REQUIRED TASK
Output each entry that follows exactly. Images stay out.
----------
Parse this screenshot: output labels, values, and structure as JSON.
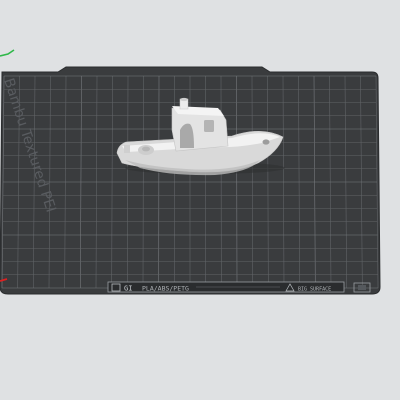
{
  "viewport": {
    "bed_side_label": "Bambu Textured PEI",
    "bed_front_plate_label": "PLA/ABS/PETG",
    "bed_front_side_label": "BIG SURFACE",
    "bed_front_mark": "GI"
  },
  "colors": {
    "background": "#dfe1e3",
    "bed_surface": "#3a3c3e",
    "grid_line": "#6b6e72",
    "model": "#e6e6e6",
    "axis_x": "#e02020",
    "axis_y": "#2fb84a"
  },
  "icons": [
    "bed-logo-icon",
    "warning-triangle-icon",
    "axis-y-icon",
    "axis-x-icon"
  ]
}
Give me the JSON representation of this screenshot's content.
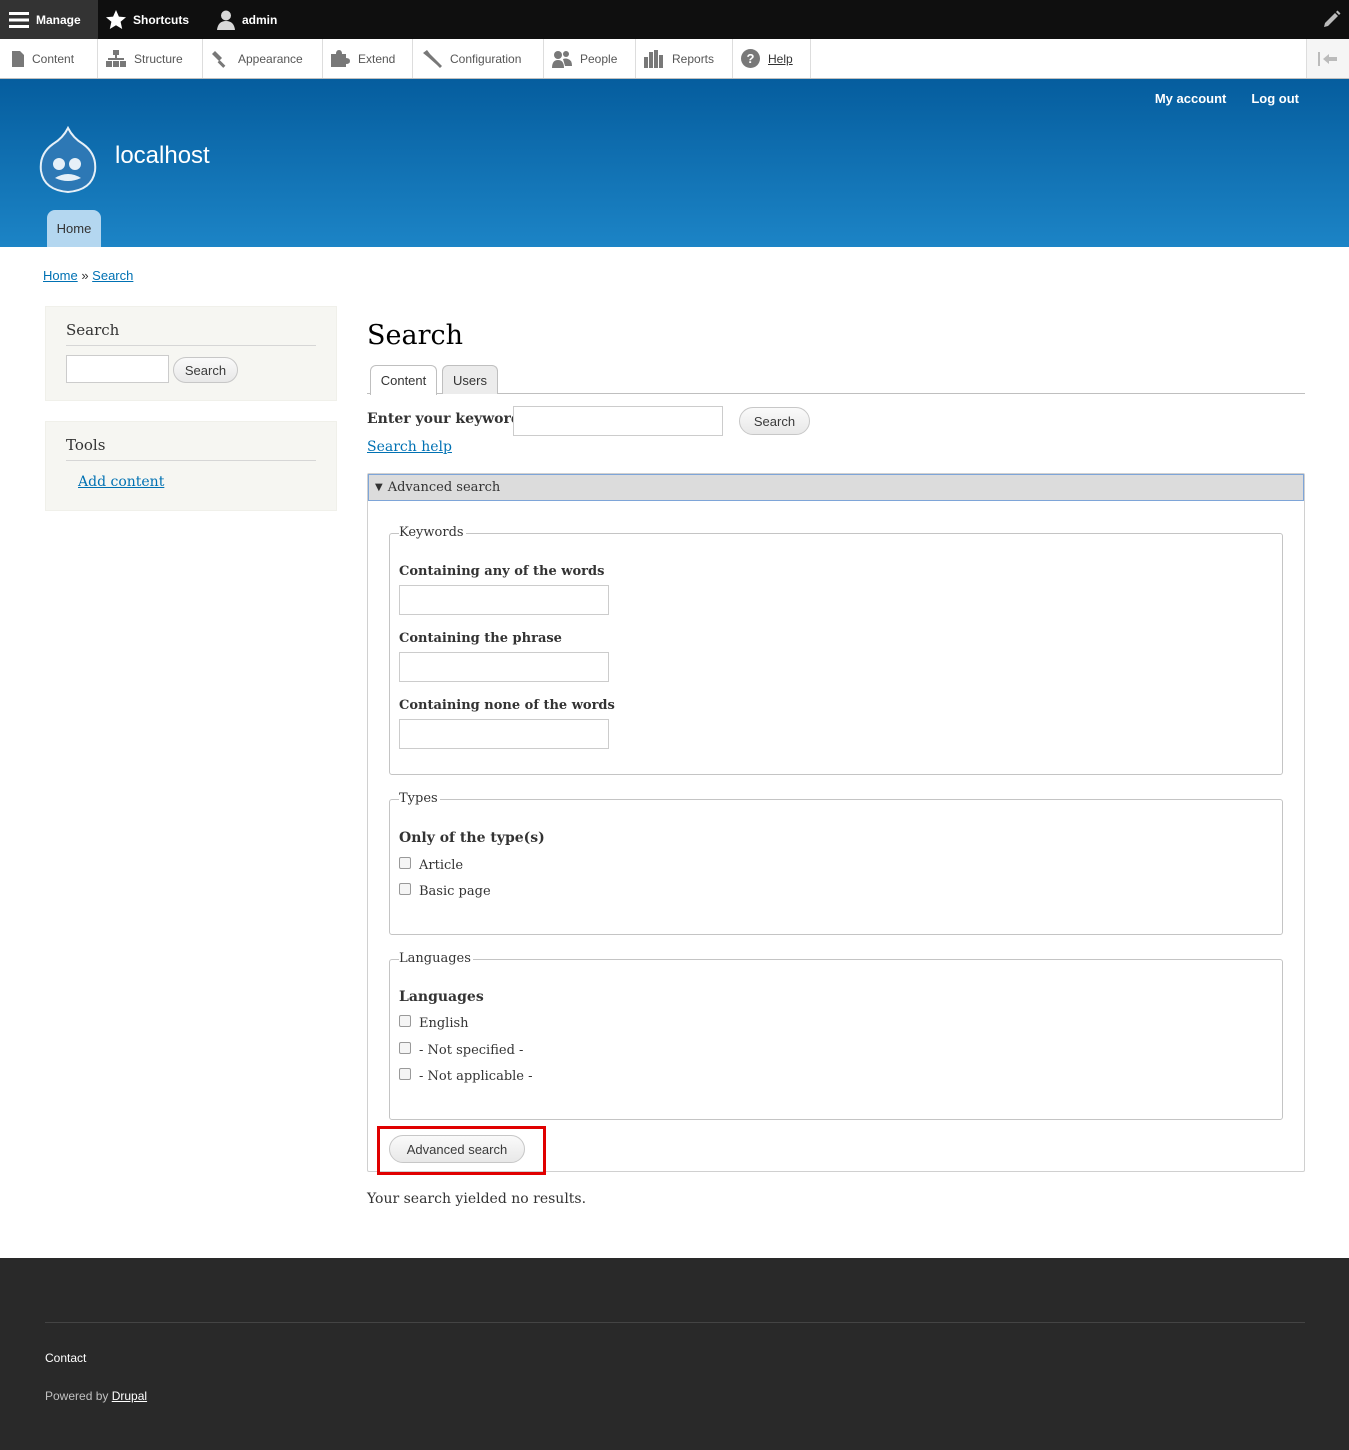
----------
CORRECT RESPONSE
Parse this screenshot: output labels, values, and structure as JSON.
{
  "viewport": {
    "bed_side_label": "Bambu Textured PEI",
    "bed_front_plate_label": "PLA/ABS/PETG",
    "bed_front_side_label": "BIG SURFACE",
    "bed_front_mark": "GI"
  },
  "colors": {
    "background": "#dfe1e3",
    "bed_surface": "#3a3c3e",
    "grid_line": "#6b6e72",
    "model": "#e6e6e6",
    "axis_x": "#e02020",
    "axis_y": "#2fb84a"
  },
  "icons": [
    "bed-logo-icon",
    "warning-triangle-icon",
    "axis-y-icon",
    "axis-x-icon"
  ]
}
Give me the JSON representation of this screenshot's content.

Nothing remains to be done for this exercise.